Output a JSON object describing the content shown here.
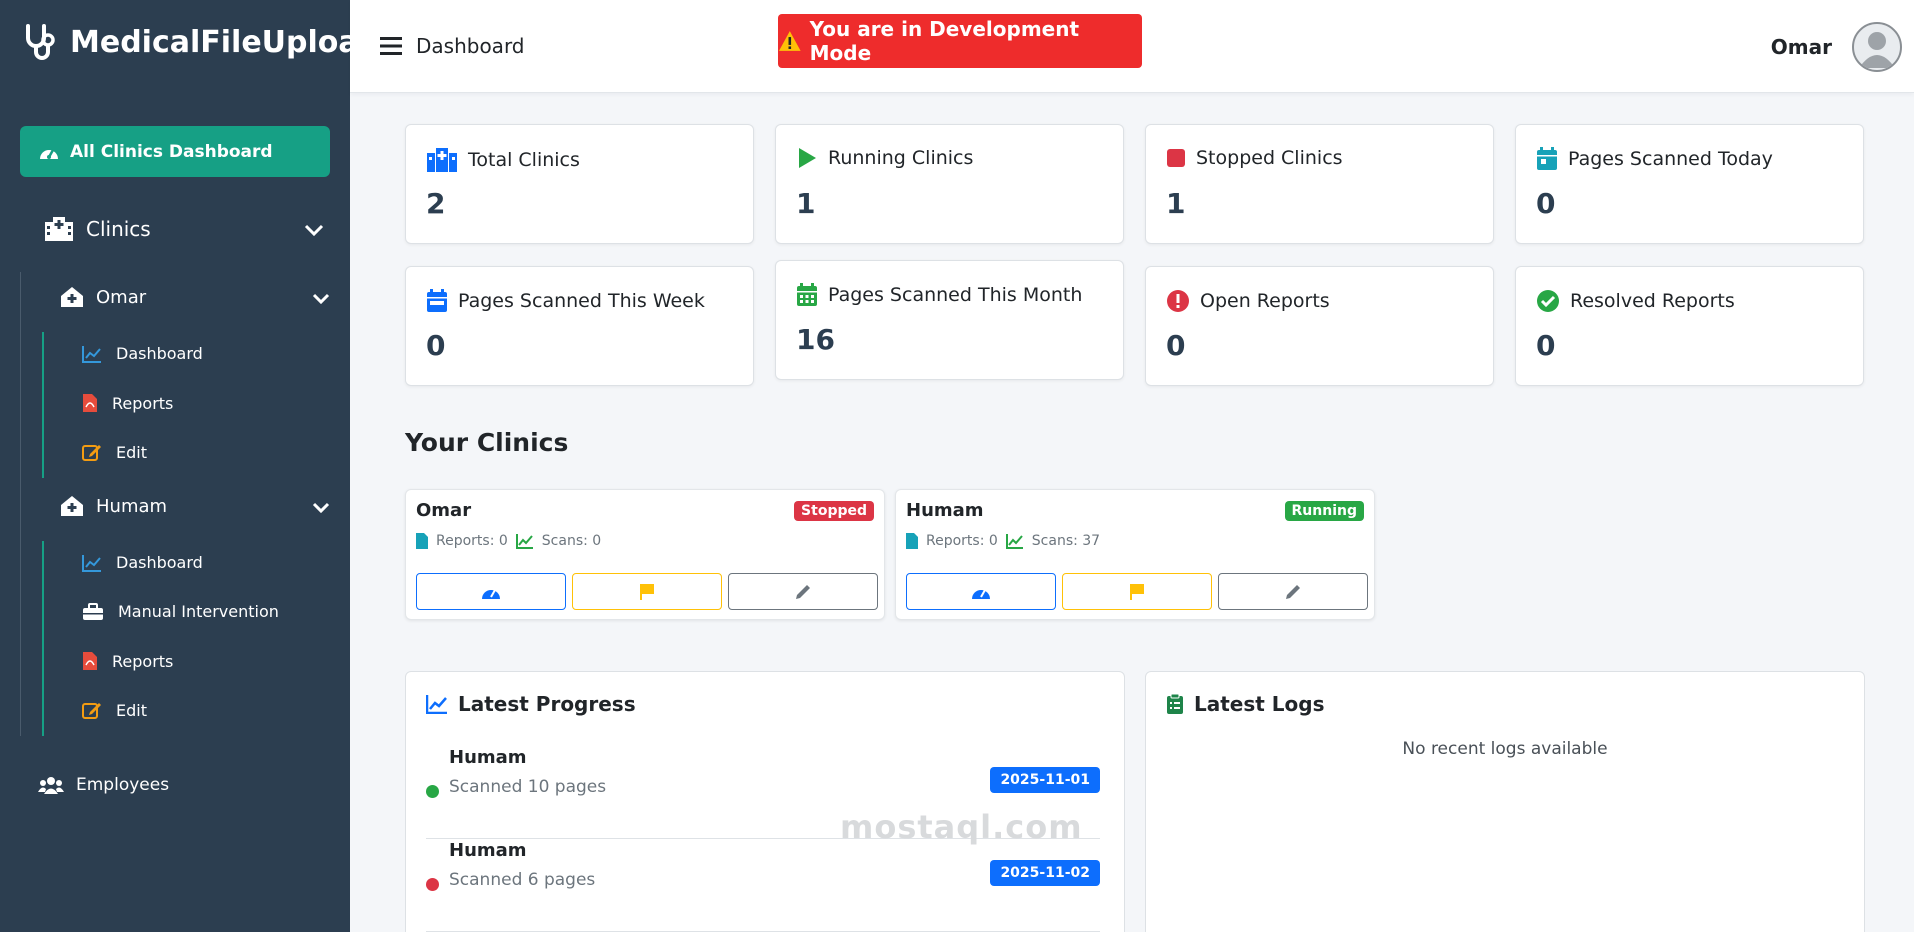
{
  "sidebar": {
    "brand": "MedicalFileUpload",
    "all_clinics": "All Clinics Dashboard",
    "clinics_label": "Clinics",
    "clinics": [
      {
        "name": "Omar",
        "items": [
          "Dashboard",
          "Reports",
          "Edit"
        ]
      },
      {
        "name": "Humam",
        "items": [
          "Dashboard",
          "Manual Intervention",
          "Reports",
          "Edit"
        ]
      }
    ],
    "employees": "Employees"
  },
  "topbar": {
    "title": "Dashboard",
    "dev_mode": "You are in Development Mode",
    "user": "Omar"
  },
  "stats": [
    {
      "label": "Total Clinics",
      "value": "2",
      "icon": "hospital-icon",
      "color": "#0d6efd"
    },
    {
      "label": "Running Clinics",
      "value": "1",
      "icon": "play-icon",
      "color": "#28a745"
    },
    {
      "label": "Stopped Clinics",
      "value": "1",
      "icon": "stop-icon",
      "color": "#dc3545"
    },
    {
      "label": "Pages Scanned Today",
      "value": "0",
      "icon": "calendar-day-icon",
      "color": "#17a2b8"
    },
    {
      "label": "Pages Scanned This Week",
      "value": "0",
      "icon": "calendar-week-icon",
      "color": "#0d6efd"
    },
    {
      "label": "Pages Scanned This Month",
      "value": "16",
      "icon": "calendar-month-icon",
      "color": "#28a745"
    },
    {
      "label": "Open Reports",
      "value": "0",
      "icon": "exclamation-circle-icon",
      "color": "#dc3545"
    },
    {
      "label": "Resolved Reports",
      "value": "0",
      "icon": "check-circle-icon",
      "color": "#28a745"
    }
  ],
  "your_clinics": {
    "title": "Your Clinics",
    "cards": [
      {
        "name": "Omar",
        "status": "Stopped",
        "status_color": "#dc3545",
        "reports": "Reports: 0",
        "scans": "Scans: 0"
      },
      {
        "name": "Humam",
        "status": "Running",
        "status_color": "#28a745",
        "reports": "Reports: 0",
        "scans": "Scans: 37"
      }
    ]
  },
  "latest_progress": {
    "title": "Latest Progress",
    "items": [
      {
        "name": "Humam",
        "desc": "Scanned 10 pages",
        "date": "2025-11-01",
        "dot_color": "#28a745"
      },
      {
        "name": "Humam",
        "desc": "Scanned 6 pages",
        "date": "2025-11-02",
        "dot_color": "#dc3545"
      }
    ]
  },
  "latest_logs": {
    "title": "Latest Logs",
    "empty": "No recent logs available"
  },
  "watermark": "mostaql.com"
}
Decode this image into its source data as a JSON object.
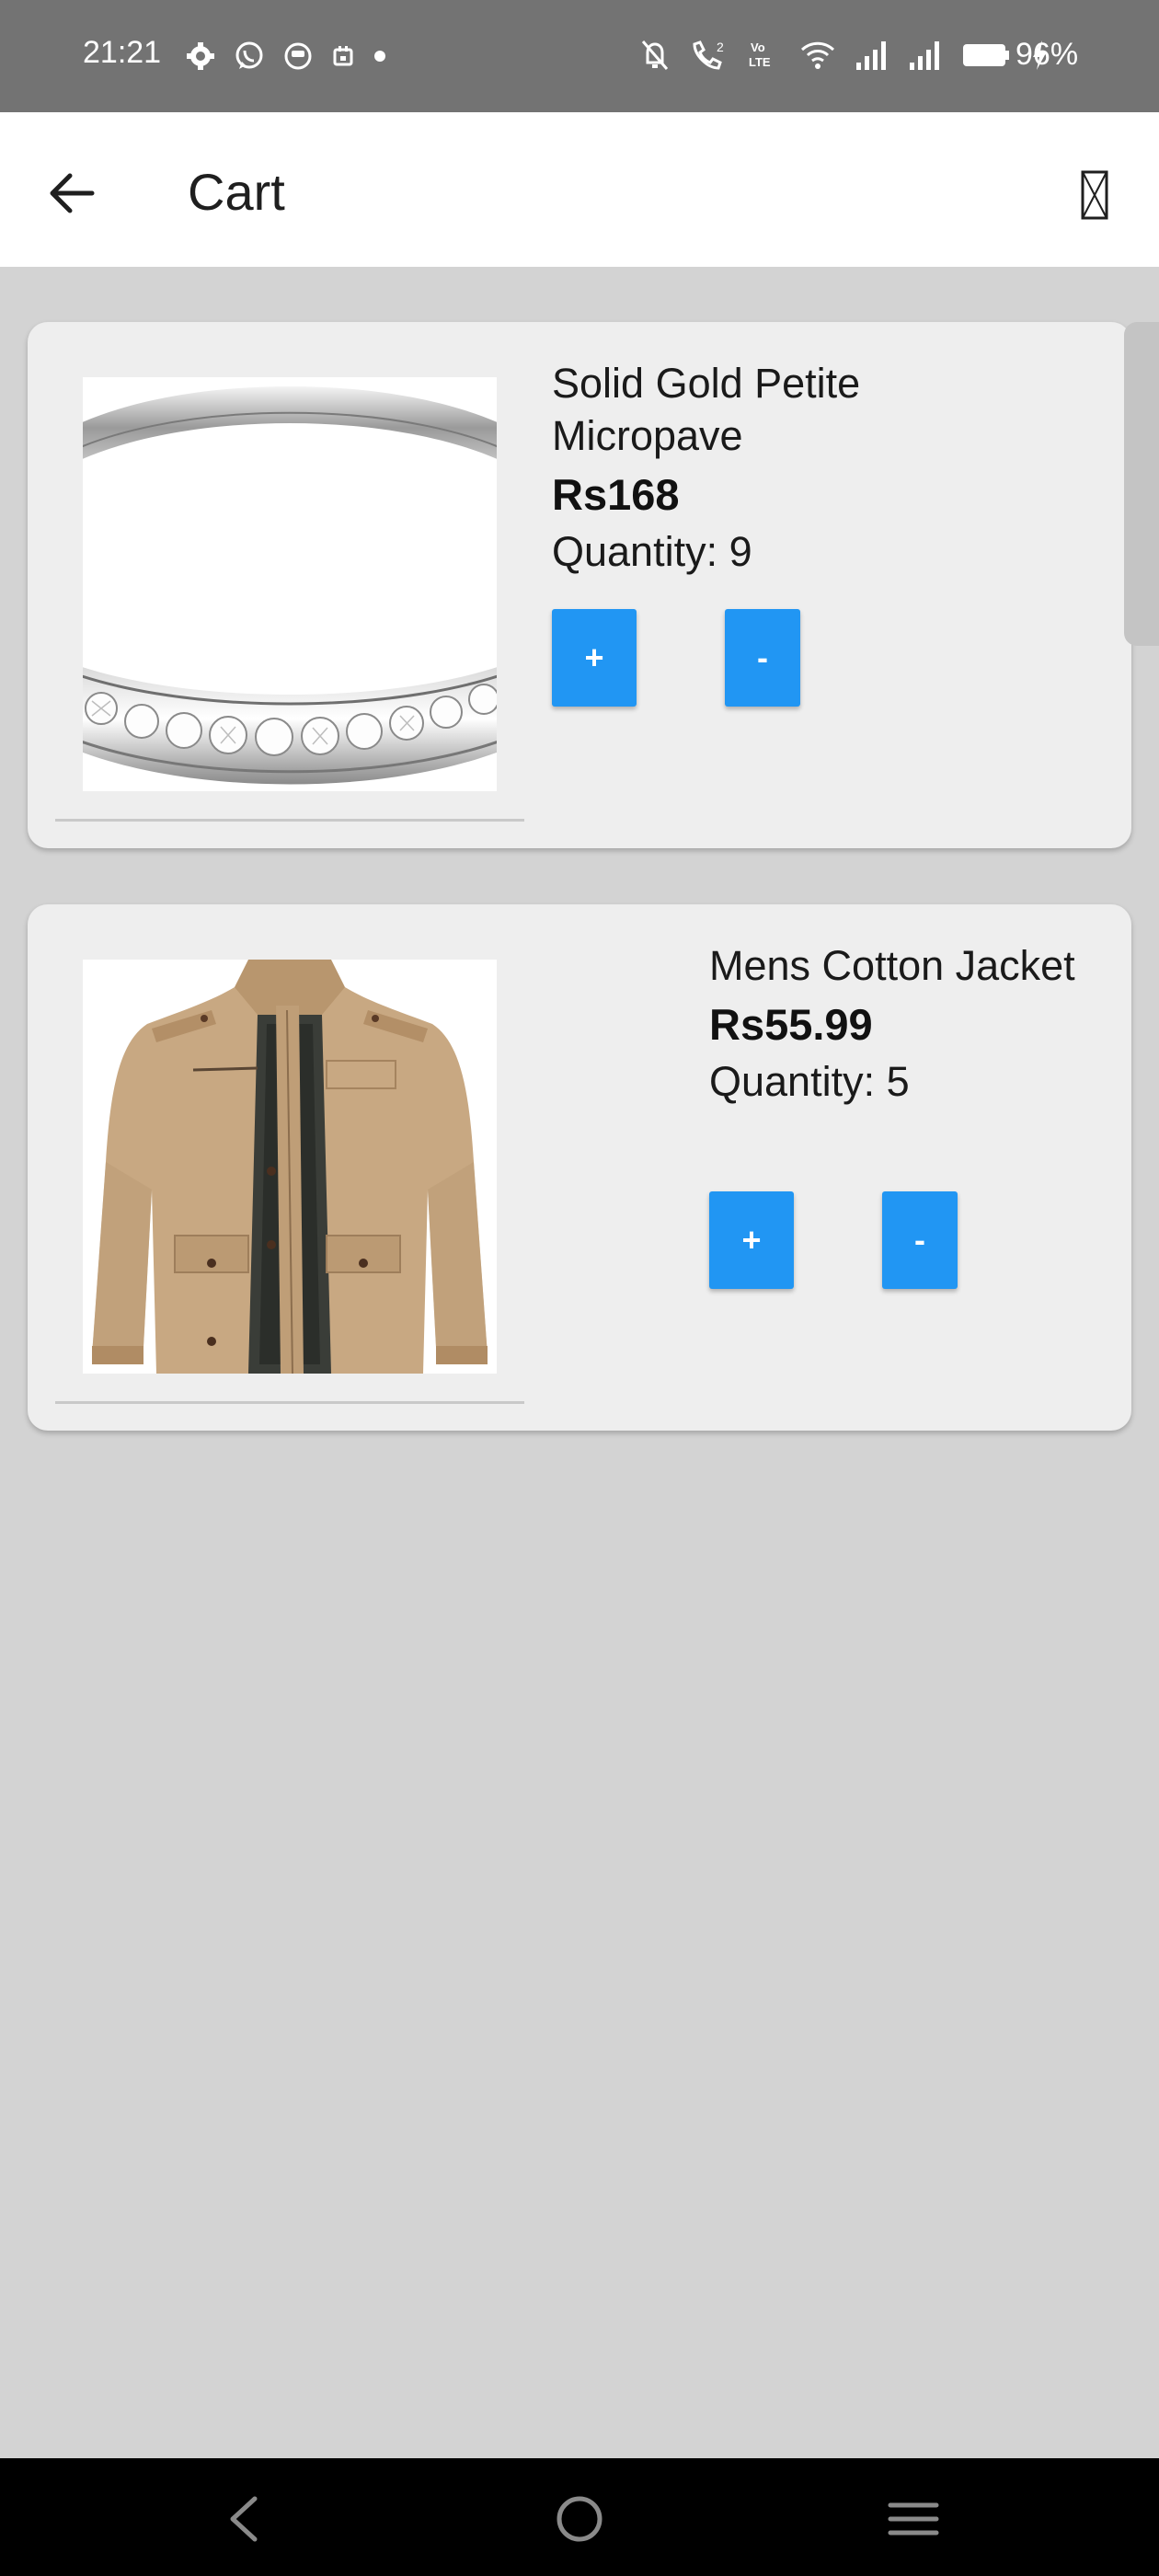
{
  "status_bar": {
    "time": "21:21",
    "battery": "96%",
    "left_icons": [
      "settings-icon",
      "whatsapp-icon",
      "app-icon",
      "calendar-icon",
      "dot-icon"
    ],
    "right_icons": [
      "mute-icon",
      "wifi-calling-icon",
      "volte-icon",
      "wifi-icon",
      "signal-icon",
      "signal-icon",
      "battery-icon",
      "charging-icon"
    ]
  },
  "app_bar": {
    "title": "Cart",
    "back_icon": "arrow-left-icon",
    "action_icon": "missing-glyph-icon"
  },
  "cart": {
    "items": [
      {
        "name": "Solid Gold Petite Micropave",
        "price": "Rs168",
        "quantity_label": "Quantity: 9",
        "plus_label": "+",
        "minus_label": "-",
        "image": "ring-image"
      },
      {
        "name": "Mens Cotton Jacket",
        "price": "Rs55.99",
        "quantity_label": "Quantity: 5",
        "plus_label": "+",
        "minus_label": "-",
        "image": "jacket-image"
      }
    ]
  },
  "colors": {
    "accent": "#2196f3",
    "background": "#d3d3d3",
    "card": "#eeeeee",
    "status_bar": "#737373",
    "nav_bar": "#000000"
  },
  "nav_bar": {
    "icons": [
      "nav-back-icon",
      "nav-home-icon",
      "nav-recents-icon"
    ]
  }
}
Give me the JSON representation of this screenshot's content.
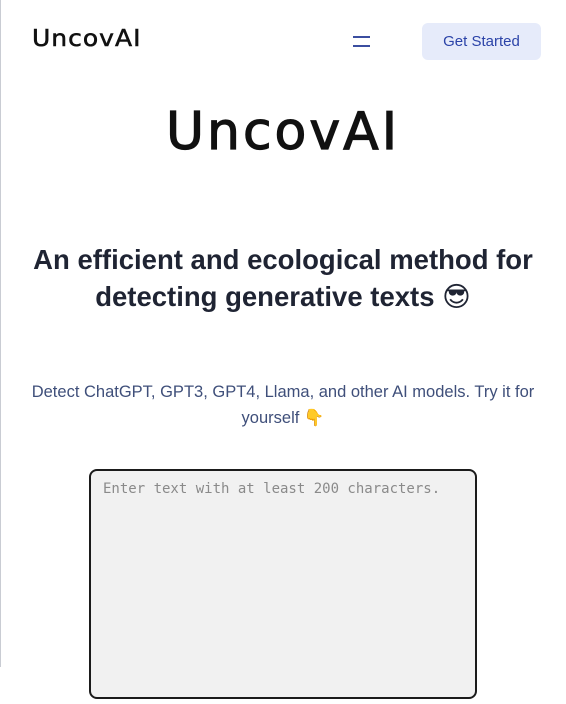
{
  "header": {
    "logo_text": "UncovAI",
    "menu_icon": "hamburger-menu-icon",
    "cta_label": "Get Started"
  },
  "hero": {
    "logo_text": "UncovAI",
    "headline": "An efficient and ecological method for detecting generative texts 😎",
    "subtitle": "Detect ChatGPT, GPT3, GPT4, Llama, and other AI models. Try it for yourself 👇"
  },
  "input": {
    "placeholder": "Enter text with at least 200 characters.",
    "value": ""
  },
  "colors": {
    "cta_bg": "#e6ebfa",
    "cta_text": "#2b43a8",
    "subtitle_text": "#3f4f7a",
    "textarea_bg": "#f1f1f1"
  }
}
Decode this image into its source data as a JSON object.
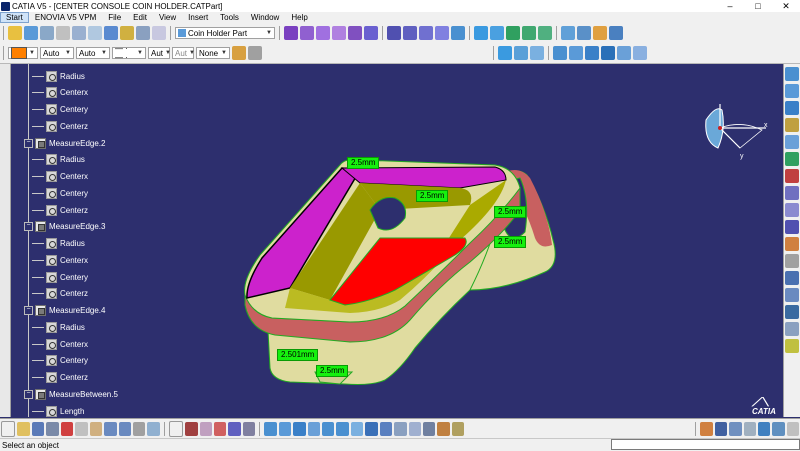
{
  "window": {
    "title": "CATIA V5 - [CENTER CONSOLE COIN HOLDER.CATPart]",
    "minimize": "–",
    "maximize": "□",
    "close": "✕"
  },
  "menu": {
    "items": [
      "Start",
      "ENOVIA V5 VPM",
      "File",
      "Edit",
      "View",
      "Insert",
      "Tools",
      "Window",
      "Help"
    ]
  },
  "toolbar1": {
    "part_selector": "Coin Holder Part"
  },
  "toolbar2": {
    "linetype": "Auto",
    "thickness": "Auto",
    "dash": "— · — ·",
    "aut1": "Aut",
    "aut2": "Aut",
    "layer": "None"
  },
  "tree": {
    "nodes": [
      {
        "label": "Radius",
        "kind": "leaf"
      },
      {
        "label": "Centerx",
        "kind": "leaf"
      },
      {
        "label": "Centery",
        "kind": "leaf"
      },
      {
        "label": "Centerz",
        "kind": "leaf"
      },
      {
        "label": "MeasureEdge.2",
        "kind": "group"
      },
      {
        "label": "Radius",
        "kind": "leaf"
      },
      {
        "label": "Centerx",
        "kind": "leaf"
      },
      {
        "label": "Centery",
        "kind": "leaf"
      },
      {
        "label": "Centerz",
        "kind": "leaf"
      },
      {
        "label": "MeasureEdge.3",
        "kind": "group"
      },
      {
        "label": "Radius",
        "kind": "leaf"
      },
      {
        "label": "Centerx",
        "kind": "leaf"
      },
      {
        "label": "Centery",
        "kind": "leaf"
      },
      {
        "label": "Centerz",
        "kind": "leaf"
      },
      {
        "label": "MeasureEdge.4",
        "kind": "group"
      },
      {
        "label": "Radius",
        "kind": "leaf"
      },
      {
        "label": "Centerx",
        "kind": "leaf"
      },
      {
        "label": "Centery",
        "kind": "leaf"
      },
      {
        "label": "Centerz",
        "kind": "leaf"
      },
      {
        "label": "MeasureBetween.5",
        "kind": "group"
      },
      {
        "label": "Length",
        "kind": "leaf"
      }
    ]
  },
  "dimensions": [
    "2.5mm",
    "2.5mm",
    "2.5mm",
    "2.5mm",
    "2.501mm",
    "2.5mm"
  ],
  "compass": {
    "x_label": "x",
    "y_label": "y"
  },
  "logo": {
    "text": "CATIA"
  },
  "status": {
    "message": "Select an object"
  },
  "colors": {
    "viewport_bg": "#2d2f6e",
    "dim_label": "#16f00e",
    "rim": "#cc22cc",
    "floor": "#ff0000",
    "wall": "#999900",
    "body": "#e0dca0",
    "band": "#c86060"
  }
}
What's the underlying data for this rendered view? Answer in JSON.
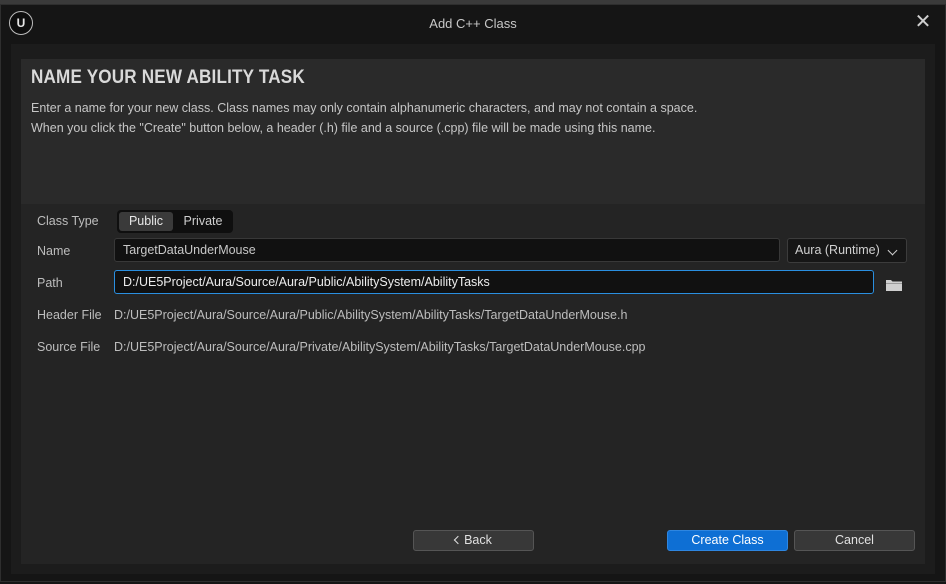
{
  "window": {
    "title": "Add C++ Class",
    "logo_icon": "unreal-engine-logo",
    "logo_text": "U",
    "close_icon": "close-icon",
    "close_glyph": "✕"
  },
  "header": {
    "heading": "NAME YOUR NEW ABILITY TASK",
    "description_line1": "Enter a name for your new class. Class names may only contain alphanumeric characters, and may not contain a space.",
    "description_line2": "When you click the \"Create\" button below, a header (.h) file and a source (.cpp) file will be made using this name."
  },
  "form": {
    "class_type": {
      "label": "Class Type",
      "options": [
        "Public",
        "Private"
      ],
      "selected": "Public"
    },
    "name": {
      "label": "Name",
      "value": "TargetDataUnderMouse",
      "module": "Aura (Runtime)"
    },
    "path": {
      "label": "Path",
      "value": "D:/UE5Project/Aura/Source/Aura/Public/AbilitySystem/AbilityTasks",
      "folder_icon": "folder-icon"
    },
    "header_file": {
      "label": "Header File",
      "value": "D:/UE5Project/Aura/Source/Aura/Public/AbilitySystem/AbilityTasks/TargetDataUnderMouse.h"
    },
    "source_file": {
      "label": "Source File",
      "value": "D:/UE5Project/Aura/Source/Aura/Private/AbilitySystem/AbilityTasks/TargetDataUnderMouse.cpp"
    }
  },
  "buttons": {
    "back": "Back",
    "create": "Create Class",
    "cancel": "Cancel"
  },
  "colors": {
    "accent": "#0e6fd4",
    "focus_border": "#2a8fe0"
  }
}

+++

• **AIM**: Going through the data, tally the lines containing "calendar" and report only the result.

• **WRITTEN ANSWER**: 4